Requirements. Write the material out again exactly as it stands.

Records.
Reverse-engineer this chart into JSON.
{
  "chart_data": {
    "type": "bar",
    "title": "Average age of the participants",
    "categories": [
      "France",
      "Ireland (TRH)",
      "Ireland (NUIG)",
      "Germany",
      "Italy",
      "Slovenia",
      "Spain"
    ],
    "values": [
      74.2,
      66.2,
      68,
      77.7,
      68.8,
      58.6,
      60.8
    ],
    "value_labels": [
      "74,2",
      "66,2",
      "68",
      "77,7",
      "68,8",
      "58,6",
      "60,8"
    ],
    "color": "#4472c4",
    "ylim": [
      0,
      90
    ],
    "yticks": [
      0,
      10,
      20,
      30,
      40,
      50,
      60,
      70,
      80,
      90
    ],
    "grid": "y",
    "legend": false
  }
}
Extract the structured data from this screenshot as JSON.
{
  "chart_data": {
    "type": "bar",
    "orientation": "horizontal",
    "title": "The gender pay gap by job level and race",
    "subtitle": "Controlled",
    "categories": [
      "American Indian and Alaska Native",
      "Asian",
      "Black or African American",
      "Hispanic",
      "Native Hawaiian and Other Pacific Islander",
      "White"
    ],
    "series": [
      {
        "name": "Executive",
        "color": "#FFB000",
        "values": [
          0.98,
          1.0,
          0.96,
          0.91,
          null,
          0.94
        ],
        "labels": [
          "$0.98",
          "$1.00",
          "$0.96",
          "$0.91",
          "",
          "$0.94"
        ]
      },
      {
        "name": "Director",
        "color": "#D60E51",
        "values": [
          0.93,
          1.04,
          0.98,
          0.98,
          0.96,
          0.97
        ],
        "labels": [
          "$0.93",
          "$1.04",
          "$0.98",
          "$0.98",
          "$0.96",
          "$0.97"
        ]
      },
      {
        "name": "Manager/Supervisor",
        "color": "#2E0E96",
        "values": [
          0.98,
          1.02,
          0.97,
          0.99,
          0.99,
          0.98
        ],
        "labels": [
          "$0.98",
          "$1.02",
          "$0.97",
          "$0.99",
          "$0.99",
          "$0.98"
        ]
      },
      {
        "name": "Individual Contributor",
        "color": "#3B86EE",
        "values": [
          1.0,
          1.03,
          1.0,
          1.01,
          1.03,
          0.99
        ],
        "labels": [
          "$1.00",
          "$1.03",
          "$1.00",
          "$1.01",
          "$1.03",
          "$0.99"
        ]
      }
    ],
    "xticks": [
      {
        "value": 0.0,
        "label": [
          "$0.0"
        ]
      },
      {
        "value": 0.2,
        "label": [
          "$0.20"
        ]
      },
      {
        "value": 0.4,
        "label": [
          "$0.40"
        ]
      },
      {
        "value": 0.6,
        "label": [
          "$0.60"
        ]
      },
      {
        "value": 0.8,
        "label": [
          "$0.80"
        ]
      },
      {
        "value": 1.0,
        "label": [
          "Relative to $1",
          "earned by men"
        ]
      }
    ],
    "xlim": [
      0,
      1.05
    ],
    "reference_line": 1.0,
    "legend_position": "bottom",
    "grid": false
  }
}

Answer to the task.
Reverse-engineer this chart into JSON.
{
  "chart_data": {
    "type": "bar",
    "title": "Average age of the participants",
    "categories": [
      "France",
      "Ireland (TRH)",
      "Ireland (NUIG)",
      "Germany",
      "Italy",
      "Slovenia",
      "Spain"
    ],
    "values": [
      74.2,
      66.2,
      68,
      77.7,
      68.8,
      58.6,
      60.8
    ],
    "value_labels": [
      "74,2",
      "66,2",
      "68",
      "77,7",
      "68,8",
      "58,6",
      "60,8"
    ],
    "color": "#4472c4",
    "ylim": [
      0,
      90
    ],
    "yticks": [
      0,
      10,
      20,
      30,
      40,
      50,
      60,
      70,
      80,
      90
    ],
    "grid": "y",
    "legend": false
  }
}
Extract the structured data from this screenshot as JSON.
{
  "chart_data": {
    "type": "bar",
    "orientation": "horizontal",
    "title": "The gender pay gap by job level and race",
    "subtitle": "Controlled",
    "categories": [
      "American Indian and Alaska Native",
      "Asian",
      "Black or African American",
      "Hispanic",
      "Native Hawaiian and Other Pacific Islander",
      "White"
    ],
    "series": [
      {
        "name": "Executive",
        "color": "#FFB000",
        "values": [
          0.98,
          1.0,
          0.96,
          0.91,
          null,
          0.94
        ],
        "labels": [
          "$0.98",
          "$1.00",
          "$0.96",
          "$0.91",
          "",
          "$0.94"
        ]
      },
      {
        "name": "Director",
        "color": "#D60E51",
        "values": [
          0.93,
          1.04,
          0.98,
          0.98,
          0.96,
          0.97
        ],
        "labels": [
          "$0.93",
          "$1.04",
          "$0.98",
          "$0.98",
          "$0.96",
          "$0.97"
        ]
      },
      {
        "name": "Manager/Supervisor",
        "color": "#2E0E96",
        "values": [
          0.98,
          1.02,
          0.97,
          0.99,
          0.99,
          0.98
        ],
        "labels": [
          "$0.98",
          "$1.02",
          "$0.97",
          "$0.99",
          "$0.99",
          "$0.98"
        ]
      },
      {
        "name": "Individual Contributor",
        "color": "#3B86EE",
        "values": [
          1.0,
          1.03,
          1.0,
          1.01,
          1.03,
          0.99
        ],
        "labels": [
          "$1.00",
          "$1.03",
          "$1.00",
          "$1.01",
          "$1.03",
          "$0.99"
        ]
      }
    ],
    "xticks": [
      {
        "value": 0.0,
        "label": [
          "$0.0"
        ]
      },
      {
        "value": 0.2,
        "label": [
          "$0.20"
        ]
      },
      {
        "value": 0.4,
        "label": [
          "$0.40"
        ]
      },
      {
        "value": 0.6,
        "label": [
          "$0.60"
        ]
      },
      {
        "value": 0.8,
        "label": [
          "$0.80"
        ]
      },
      {
        "value": 1.0,
        "label": [
          "Relative to $1",
          "earned by men"
        ]
      }
    ],
    "xlim": [
      0,
      1.05
    ],
    "reference_line": 1.0,
    "legend_position": "bottom",
    "grid": false
  }
}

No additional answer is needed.